(AIM OF THE EXERCISE): Copy every line of the records below character for character, changing nothing.

(RECORDS SHOWN):
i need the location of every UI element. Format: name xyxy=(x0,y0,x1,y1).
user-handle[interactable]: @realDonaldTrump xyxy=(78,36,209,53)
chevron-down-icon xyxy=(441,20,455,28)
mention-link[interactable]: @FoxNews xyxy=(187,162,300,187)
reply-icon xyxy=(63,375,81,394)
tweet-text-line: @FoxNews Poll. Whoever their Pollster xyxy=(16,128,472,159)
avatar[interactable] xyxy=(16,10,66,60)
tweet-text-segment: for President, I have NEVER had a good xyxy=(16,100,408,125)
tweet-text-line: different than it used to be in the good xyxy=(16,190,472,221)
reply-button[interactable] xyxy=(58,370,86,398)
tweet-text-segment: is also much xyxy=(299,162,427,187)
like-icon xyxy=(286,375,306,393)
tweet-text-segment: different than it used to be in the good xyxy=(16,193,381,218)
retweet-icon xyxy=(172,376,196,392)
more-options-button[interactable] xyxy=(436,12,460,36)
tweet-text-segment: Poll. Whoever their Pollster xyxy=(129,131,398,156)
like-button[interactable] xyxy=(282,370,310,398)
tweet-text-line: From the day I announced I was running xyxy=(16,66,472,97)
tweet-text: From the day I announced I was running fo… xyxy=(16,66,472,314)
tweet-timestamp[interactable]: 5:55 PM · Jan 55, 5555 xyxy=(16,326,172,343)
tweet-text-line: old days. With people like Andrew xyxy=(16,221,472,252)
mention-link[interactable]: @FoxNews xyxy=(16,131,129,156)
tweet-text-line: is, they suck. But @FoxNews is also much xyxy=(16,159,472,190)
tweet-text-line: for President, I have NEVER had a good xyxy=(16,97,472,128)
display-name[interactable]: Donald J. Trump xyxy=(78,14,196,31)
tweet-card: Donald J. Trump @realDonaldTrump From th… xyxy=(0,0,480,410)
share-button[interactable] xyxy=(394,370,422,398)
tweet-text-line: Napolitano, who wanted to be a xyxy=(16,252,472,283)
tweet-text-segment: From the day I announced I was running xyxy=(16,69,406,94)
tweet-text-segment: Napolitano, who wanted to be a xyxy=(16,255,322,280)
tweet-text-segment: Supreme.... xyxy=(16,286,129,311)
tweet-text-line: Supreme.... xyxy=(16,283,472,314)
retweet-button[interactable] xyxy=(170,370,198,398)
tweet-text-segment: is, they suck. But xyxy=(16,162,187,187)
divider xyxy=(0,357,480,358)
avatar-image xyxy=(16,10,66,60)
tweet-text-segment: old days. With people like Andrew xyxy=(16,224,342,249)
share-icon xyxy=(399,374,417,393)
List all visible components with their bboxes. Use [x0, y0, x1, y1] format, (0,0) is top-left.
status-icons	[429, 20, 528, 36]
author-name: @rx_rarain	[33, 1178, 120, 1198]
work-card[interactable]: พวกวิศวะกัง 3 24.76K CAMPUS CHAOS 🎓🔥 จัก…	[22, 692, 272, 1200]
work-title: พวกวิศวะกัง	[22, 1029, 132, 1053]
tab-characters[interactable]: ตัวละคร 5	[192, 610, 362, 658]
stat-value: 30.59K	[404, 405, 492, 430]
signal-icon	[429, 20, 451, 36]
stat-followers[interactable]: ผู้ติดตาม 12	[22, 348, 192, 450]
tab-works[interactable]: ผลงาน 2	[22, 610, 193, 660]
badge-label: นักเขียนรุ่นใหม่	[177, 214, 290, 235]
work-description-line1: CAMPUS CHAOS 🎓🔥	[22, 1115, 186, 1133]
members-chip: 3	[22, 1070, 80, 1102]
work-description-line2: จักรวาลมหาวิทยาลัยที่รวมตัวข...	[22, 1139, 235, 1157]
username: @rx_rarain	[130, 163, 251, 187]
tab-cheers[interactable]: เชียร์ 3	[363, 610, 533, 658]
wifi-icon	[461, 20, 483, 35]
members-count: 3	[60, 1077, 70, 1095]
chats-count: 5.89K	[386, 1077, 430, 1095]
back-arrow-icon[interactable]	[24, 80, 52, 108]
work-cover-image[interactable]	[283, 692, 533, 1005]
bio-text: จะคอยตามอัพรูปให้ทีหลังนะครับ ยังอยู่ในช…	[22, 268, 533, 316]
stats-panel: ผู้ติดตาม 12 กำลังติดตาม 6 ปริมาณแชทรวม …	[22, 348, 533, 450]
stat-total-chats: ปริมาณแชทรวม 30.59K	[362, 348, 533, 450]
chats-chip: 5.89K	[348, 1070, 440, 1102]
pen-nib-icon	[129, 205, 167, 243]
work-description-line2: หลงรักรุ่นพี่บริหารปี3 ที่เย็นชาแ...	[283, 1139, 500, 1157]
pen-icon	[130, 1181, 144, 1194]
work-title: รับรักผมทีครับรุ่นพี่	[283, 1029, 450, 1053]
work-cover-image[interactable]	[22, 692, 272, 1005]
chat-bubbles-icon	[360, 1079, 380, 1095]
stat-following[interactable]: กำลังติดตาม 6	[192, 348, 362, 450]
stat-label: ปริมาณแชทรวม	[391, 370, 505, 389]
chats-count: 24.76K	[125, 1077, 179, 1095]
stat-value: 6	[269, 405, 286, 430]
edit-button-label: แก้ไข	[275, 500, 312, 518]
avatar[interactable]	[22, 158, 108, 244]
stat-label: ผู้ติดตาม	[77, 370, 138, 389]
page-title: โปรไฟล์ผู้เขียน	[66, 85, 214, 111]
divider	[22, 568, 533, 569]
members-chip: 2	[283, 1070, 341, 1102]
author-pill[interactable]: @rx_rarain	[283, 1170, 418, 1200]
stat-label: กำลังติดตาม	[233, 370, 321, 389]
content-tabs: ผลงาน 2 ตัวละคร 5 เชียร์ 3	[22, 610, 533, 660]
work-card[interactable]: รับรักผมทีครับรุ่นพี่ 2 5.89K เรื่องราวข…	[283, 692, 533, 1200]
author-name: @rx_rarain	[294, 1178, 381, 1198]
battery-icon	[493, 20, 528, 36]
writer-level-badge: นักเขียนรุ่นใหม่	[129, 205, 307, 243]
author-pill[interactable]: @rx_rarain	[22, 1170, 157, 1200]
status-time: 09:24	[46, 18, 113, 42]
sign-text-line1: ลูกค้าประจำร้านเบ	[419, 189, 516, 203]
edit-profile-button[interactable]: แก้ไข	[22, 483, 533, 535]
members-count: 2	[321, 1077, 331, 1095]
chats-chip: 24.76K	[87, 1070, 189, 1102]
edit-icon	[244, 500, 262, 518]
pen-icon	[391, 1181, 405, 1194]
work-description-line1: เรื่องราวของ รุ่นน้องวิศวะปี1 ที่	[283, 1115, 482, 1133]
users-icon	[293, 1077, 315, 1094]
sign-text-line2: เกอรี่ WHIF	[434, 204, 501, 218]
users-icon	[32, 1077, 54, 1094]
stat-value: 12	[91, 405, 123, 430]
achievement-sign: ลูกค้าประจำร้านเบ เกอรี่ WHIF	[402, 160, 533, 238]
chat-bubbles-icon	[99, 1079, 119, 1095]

(RESULT):
i need the location of every UI element. Format: name xyxy=(x0,y0,x1,y1).
user-handle[interactable]: @realDonaldTrump xyxy=(78,36,209,53)
chevron-down-icon xyxy=(441,20,455,28)
mention-link[interactable]: @FoxNews xyxy=(187,162,300,187)
reply-icon xyxy=(63,375,81,394)
tweet-text-line: @FoxNews Poll. Whoever their Pollster xyxy=(16,128,472,159)
avatar[interactable] xyxy=(16,10,66,60)
tweet-text-segment: for President, I have NEVER had a good xyxy=(16,100,408,125)
tweet-text-line: different than it used to be in the good xyxy=(16,190,472,221)
reply-button[interactable] xyxy=(58,370,86,398)
tweet-text-segment: is also much xyxy=(299,162,427,187)
like-icon xyxy=(286,375,306,393)
tweet-text-segment: different than it used to be in the good xyxy=(16,193,381,218)
retweet-icon xyxy=(172,376,196,392)
more-options-button[interactable] xyxy=(436,12,460,36)
tweet-text-segment: Poll. Whoever their Pollster xyxy=(129,131,398,156)
like-button[interactable] xyxy=(282,370,310,398)
tweet-text-line: From the day I announced I was running xyxy=(16,66,472,97)
tweet-text: From the day I announced I was running fo… xyxy=(16,66,472,314)
tweet-timestamp[interactable]: 5:55 PM · Jan 55, 5555 xyxy=(16,326,172,343)
tweet-text-line: old days. With people like Andrew xyxy=(16,221,472,252)
mention-link[interactable]: @FoxNews xyxy=(16,131,129,156)
tweet-text-line: is, they suck. But @FoxNews is also much xyxy=(16,159,472,190)
tweet-text-line: for President, I have NEVER had a good xyxy=(16,97,472,128)
display-name[interactable]: Donald J. Trump xyxy=(78,14,196,31)
tweet-card: Donald J. Trump @realDonaldTrump From th… xyxy=(0,0,480,410)
share-button[interactable] xyxy=(394,370,422,398)
tweet-text-line: Napolitano, who wanted to be a xyxy=(16,252,472,283)
tweet-text-segment: From the day I announced I was running xyxy=(16,69,406,94)
tweet-text-segment: Napolitano, who wanted to be a xyxy=(16,255,322,280)
tweet-text-segment: Supreme.... xyxy=(16,286,129,311)
tweet-text-line: Supreme.... xyxy=(16,283,472,314)
retweet-button[interactable] xyxy=(170,370,198,398)
tweet-text-segment: is, they suck. But xyxy=(16,162,187,187)
divider xyxy=(0,357,480,358)
avatar-image xyxy=(16,10,66,60)
tweet-text-segment: old days. With people like Andrew xyxy=(16,224,342,249)
share-icon xyxy=(399,374,417,393)
List all visible components with their bboxes. Use [x0, y0, x1, y1] format, (0,0) is top-left.
status-icons	[429, 20, 528, 36]
author-name: @rx_rarain	[33, 1178, 120, 1198]
work-card[interactable]: พวกวิศวะกัง 3 24.76K CAMPUS CHAOS 🎓🔥 จัก…	[22, 692, 272, 1200]
work-title: พวกวิศวะกัง	[22, 1029, 132, 1053]
tab-characters[interactable]: ตัวละคร 5	[192, 610, 362, 658]
stat-value: 30.59K	[404, 405, 492, 430]
signal-icon	[429, 20, 451, 36]
stat-followers[interactable]: ผู้ติดตาม 12	[22, 348, 192, 450]
tab-works[interactable]: ผลงาน 2	[22, 610, 193, 660]
badge-label: นักเขียนรุ่นใหม่	[177, 214, 290, 235]
work-description-line1: CAMPUS CHAOS 🎓🔥	[22, 1115, 186, 1133]
members-chip: 3	[22, 1070, 80, 1102]
work-description-line2: จักรวาลมหาวิทยาลัยที่รวมตัวข...	[22, 1139, 235, 1157]
username: @rx_rarain	[130, 163, 251, 187]
tab-cheers[interactable]: เชียร์ 3	[363, 610, 533, 658]
wifi-icon	[461, 20, 483, 35]
members-count: 3	[60, 1077, 70, 1095]
chats-count: 5.89K	[386, 1077, 430, 1095]
back-arrow-icon[interactable]	[24, 80, 52, 108]
work-cover-image[interactable]	[283, 692, 533, 1005]
bio-text: จะคอยตามอัพรูปให้ทีหลังนะครับ ยังอยู่ในช…	[22, 268, 533, 316]
stats-panel: ผู้ติดตาม 12 กำลังติดตาม 6 ปริมาณแชทรวม …	[22, 348, 533, 450]
stat-total-chats: ปริมาณแชทรวม 30.59K	[362, 348, 533, 450]
chats-chip: 5.89K	[348, 1070, 440, 1102]
pen-nib-icon	[129, 205, 167, 243]
work-description-line2: หลงรักรุ่นพี่บริหารปี3 ที่เย็นชาแ...	[283, 1139, 500, 1157]
pen-icon	[130, 1181, 144, 1194]
work-title: รับรักผมทีครับรุ่นพี่	[283, 1029, 450, 1053]
work-cover-image[interactable]	[22, 692, 272, 1005]
chat-bubbles-icon	[360, 1079, 380, 1095]
stat-following[interactable]: กำลังติดตาม 6	[192, 348, 362, 450]
stat-label: ปริมาณแชทรวม	[391, 370, 505, 389]
chats-count: 24.76K	[125, 1077, 179, 1095]
stat-value: 6	[269, 405, 286, 430]
edit-button-label: แก้ไข	[275, 500, 312, 518]
avatar[interactable]	[22, 158, 108, 244]
stat-label: ผู้ติดตาม	[77, 370, 138, 389]
page-title: โปรไฟล์ผู้เขียน	[66, 85, 214, 111]
divider	[22, 568, 533, 569]
members-chip: 2	[283, 1070, 341, 1102]
author-pill[interactable]: @rx_rarain	[283, 1170, 418, 1200]
stat-label: กำลังติดตาม	[233, 370, 321, 389]
content-tabs: ผลงาน 2 ตัวละคร 5 เชียร์ 3	[22, 610, 533, 660]
work-card[interactable]: รับรักผมทีครับรุ่นพี่ 2 5.89K เรื่องราวข…	[283, 692, 533, 1200]
author-name: @rx_rarain	[294, 1178, 381, 1198]
battery-icon	[493, 20, 528, 36]
writer-level-badge: นักเขียนรุ่นใหม่	[129, 205, 307, 243]
author-pill[interactable]: @rx_rarain	[22, 1170, 157, 1200]
status-time: 09:24	[46, 18, 113, 42]
sign-text-line1: ลูกค้าประจำร้านเบ	[419, 189, 516, 203]
edit-profile-button[interactable]: แก้ไข	[22, 483, 533, 535]
members-count: 2	[321, 1077, 331, 1095]
chats-chip: 24.76K	[87, 1070, 189, 1102]
edit-icon	[244, 500, 262, 518]
pen-icon	[391, 1181, 405, 1194]
work-description-line1: เรื่องราวของ รุ่นน้องวิศวะปี1 ที่	[283, 1115, 482, 1133]
users-icon	[293, 1077, 315, 1094]
sign-text-line2: เกอรี่ WHIF	[434, 204, 501, 218]
users-icon	[32, 1077, 54, 1094]
stat-value: 12	[91, 405, 123, 430]
achievement-sign: ลูกค้าประจำร้านเบ เกอรี่ WHIF	[402, 160, 533, 238]
chat-bubbles-icon	[99, 1079, 119, 1095]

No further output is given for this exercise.